TEXTE DE LA PAGE -
#####
Claude Lelièvre : En effet. Il savait de plus qu'une partie de sa base était hostile aux PEL et à une nette politique de décentralisation. Il y a eu plusieurs états du texte, et finalement, la formule retenue a été "refuser la semaine actuelle de 4 jours". Avec l'adjectif "actuelle", la direction du SNUIPP se gardait une porte de sortie, vis à vis d'un futur gouvernement, mais aussi de ses mandants. Elle savait que ce ne serait pas simple, mais elle espérait que ça passe dans "un paquet cadeau", avec d'autres mesures prises si possible dans le même temps (enseignants en surnombre, formation continue, nouveaux programmes, même si - là encore - rien ne semblait simple pour le ''tempo'' à tenir).
ToutEduc : La direction aurait pu s'abstenir de signer l'appel, cela aurait été plus simple pour elle...
Claude Lelièvre : Vous oubliez que l'appel comportait aussi la priorité au primaire et au collège, à l'école obligatoire, que le SNES avait acceptée. S'il ne signait pas, la FSU se retirait, et le SNES avec elle.. Et de façon plus générale, la direction du SNUIPP était pour qu'il y ait un accord le plus large possible, non pas simplement sur des protestations, mais sur des propositions positives de changement.
ToutEduc : Et Vincent Peillon savait-il à quel point ce serait difficile ?
Claude Lelièvre : Oui. Il ne faut pas croire à la fable du ministre naïf qui aurait cru le terrain aplani parce que les états-majors avaient signé. Je l'ai rencontré longuement début décembre 2011 ; j'avais fait partie de l'équipe de Martine Aubry, lui de l'équipe de François Hollande [pour la primaire qui avait eu lieu au mois d'octobre, ndlr], et c'est la dernière question qu'il avait inscrite à notre ordre du jour. Il était pour lui évident que le statu quo était impossible, les sondages donnaient une majorité de Français pour une réforme des rythmes scolaires, mais la majorité devenait minorité quand on interrogeait les parents, et plus encore les enseignants. Il savait qu'il rencontrerait aussi des résistances du côté des élus, y compris socialistes, qu'il s'agisse du financement ou de la gestion des personnels communaux, dont les maires devraient réorganiser les temps de service. "Je pense que c'est essentiel. Ce sera dur, mais on le fera", m'a-t-il dit.
ToutEduc : Et vous, quelle analyse faisiez-vous des résistances à venir ?
#####
DONNÉES FOURNIES -
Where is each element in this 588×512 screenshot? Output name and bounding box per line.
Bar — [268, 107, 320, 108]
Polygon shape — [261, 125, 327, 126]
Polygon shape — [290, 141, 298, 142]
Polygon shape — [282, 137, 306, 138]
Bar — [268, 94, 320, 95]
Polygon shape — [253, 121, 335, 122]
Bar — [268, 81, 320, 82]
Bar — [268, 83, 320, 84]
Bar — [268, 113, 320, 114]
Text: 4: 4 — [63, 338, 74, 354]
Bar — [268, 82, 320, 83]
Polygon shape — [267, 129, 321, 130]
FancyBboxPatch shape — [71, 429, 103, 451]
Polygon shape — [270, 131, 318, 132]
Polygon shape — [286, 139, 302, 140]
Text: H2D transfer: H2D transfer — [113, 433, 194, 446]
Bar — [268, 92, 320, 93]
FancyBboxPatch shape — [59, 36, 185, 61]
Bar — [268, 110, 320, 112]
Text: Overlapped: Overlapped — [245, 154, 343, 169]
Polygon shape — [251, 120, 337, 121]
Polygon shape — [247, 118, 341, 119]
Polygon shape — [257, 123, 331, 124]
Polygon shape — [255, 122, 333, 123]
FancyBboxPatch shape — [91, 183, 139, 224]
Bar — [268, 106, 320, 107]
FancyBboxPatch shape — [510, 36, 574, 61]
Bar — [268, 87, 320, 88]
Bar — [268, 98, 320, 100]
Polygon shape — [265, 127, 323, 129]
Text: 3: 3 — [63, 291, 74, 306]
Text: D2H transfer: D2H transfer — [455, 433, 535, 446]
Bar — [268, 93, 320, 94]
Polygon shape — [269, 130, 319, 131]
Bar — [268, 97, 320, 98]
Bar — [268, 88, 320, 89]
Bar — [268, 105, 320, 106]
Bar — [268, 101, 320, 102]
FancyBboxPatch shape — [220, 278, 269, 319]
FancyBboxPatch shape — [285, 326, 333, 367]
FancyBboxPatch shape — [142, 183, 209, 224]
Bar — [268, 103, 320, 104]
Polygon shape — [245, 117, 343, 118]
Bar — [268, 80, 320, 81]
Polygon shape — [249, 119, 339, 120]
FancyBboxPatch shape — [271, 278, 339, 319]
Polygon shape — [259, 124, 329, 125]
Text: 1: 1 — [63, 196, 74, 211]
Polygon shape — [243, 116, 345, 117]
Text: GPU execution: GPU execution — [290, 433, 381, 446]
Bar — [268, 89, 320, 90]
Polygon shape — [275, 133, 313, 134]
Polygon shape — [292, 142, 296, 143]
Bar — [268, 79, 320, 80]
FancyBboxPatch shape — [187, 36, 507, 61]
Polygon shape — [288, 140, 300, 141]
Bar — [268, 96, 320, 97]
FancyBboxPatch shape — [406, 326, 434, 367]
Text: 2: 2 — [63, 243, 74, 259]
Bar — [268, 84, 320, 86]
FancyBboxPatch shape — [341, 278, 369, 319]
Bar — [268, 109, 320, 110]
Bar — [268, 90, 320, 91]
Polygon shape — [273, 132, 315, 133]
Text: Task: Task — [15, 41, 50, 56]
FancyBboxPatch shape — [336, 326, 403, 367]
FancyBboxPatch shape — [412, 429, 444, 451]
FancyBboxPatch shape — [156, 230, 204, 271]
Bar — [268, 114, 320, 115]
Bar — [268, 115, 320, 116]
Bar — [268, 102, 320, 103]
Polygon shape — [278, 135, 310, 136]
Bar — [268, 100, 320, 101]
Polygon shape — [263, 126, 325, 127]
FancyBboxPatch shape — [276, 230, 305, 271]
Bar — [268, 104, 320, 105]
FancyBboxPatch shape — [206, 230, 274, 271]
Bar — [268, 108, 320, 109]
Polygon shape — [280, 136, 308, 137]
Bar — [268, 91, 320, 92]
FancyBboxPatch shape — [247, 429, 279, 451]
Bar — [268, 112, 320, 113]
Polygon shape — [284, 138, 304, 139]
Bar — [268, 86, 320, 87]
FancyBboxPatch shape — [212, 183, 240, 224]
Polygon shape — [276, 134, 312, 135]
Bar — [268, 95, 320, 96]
#####
VOTRE OBJECTIF -
Extrayez de l'entretien, sans rien y changer, le passage situé entre « Claude Lelièvre : Vous » et « serait difficile ? », ces deux extraits inclus. Les lignes n'interviennent pas dans ce travail.

CORRIGÉ -
Claude Lelièvre : Vous oubliez que l'appel comportait aussi la priorité au primaire et au collège, à l'école obligatoire, que le SNES avait acceptée. S'il ne signait pas, la FSU se retirait, et le SNES avec elle.. Et de façon plus générale, la direction du SNUIPP était pour qu'il y ait un accord le plus large possible, non pas simplement sur des protestations, mais sur des propositions positives de changement.
ToutEduc : Et Vincent Peillon savait-il à quel point ce serait difficile ?